> **The task**
Scan the listing below. Report each line that includes "this".

☆ ☆ ☆

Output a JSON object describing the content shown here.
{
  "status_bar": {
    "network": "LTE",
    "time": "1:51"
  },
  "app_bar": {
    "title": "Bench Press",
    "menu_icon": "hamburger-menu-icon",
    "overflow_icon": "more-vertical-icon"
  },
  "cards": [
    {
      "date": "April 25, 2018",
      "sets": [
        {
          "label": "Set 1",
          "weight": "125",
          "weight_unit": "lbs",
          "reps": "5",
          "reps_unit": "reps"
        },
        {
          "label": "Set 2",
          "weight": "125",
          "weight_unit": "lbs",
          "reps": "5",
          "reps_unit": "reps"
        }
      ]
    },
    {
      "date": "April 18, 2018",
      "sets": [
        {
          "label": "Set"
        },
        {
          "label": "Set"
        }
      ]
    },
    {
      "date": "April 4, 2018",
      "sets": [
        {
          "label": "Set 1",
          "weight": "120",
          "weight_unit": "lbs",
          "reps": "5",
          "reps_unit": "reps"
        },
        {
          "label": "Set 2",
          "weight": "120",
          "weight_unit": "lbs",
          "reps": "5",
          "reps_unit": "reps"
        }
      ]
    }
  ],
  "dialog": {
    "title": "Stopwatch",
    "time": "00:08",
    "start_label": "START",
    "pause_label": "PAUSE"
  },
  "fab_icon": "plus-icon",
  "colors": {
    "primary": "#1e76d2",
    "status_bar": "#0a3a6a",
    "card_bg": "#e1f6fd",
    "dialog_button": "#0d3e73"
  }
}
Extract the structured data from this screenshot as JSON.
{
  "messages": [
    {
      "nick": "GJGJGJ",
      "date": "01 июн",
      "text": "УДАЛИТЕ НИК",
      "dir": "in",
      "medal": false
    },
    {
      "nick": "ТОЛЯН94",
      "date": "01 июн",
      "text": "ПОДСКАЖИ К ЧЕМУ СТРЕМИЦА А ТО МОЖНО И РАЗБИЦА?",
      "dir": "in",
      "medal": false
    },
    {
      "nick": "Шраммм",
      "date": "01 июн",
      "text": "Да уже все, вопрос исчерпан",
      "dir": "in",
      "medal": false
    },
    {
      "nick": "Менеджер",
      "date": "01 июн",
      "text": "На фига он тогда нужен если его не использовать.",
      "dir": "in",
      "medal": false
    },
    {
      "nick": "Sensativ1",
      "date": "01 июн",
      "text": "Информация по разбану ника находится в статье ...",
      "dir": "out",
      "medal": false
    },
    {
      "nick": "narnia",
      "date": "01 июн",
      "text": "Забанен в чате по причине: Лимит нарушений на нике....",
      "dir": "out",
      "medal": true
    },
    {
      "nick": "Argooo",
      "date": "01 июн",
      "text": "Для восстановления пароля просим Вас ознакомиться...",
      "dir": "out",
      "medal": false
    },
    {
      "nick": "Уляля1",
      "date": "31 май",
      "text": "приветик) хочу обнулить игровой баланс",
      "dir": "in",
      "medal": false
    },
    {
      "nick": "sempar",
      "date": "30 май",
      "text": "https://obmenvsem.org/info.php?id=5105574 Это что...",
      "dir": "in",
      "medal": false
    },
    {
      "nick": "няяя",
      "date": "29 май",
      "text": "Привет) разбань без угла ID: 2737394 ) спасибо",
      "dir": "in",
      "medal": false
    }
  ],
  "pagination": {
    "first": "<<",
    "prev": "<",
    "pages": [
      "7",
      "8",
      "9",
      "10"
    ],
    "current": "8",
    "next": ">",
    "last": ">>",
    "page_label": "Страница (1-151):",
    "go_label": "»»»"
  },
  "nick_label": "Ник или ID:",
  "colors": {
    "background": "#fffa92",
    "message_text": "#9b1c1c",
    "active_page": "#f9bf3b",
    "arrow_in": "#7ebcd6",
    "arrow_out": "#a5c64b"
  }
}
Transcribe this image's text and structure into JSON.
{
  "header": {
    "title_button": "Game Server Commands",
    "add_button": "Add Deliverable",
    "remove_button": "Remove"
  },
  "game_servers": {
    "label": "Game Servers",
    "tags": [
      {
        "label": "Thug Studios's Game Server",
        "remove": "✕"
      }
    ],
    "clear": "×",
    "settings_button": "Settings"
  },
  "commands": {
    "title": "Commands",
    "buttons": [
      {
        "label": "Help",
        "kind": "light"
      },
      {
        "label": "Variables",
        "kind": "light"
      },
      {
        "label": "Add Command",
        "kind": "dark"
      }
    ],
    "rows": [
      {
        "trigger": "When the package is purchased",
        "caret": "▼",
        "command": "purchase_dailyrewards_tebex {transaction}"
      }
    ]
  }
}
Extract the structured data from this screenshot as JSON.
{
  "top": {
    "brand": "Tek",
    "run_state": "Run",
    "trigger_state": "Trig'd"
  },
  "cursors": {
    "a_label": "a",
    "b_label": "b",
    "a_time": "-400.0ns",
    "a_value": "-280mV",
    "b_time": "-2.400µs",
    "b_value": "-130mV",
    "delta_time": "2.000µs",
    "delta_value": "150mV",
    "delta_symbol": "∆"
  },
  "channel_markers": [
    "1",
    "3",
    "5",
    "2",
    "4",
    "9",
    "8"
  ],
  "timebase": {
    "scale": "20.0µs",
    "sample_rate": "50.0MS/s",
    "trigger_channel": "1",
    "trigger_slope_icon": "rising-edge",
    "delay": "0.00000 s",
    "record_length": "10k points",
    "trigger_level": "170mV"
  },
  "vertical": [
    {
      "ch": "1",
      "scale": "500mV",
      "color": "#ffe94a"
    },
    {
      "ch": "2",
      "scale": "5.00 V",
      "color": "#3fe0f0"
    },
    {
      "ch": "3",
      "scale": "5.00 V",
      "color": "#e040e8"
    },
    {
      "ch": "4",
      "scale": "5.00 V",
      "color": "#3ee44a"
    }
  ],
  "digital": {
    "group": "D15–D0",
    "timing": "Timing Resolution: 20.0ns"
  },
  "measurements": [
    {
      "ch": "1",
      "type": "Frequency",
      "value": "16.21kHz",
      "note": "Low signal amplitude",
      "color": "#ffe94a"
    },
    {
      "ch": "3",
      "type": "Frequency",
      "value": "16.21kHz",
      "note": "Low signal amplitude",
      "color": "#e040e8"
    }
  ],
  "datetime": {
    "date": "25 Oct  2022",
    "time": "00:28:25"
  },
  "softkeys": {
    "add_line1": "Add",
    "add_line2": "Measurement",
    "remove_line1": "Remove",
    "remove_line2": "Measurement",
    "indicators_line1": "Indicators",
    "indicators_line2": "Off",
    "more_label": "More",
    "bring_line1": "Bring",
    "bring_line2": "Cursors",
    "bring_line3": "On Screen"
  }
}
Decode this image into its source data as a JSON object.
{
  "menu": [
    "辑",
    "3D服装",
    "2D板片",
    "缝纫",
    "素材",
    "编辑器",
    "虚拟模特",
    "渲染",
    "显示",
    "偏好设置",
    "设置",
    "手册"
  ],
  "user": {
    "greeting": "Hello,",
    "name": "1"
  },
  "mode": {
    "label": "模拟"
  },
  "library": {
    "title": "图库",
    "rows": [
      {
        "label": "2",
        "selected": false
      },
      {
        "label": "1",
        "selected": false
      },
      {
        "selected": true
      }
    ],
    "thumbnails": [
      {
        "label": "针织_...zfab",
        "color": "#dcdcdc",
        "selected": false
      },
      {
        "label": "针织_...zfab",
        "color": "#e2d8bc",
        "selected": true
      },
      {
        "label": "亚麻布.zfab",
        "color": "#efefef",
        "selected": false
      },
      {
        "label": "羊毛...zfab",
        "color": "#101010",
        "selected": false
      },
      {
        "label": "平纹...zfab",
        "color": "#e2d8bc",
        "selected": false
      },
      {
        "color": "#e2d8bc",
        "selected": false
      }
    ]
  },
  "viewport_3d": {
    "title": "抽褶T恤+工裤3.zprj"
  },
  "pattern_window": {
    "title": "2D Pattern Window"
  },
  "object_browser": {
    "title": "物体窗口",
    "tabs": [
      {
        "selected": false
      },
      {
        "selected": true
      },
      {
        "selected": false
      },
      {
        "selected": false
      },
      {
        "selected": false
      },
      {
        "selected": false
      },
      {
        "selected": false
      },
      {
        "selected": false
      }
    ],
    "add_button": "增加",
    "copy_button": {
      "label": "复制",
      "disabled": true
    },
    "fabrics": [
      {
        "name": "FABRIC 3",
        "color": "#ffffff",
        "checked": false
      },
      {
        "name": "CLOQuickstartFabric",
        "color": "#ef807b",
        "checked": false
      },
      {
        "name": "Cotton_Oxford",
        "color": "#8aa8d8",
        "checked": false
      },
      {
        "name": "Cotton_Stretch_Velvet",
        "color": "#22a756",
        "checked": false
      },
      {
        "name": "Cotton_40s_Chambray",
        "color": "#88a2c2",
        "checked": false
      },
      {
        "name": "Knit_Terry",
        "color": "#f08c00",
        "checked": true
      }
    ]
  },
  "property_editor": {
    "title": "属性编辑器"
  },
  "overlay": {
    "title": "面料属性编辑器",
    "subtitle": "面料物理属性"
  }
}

☆ ☆ ☆

> **Response to the exercise**
Extract the structured data from this screenshot as JSON.
Transcribe this image's text and structure into JSON.
Extract the structured data from this screenshot as JSON.
Decode this image into its source data as a JSON object.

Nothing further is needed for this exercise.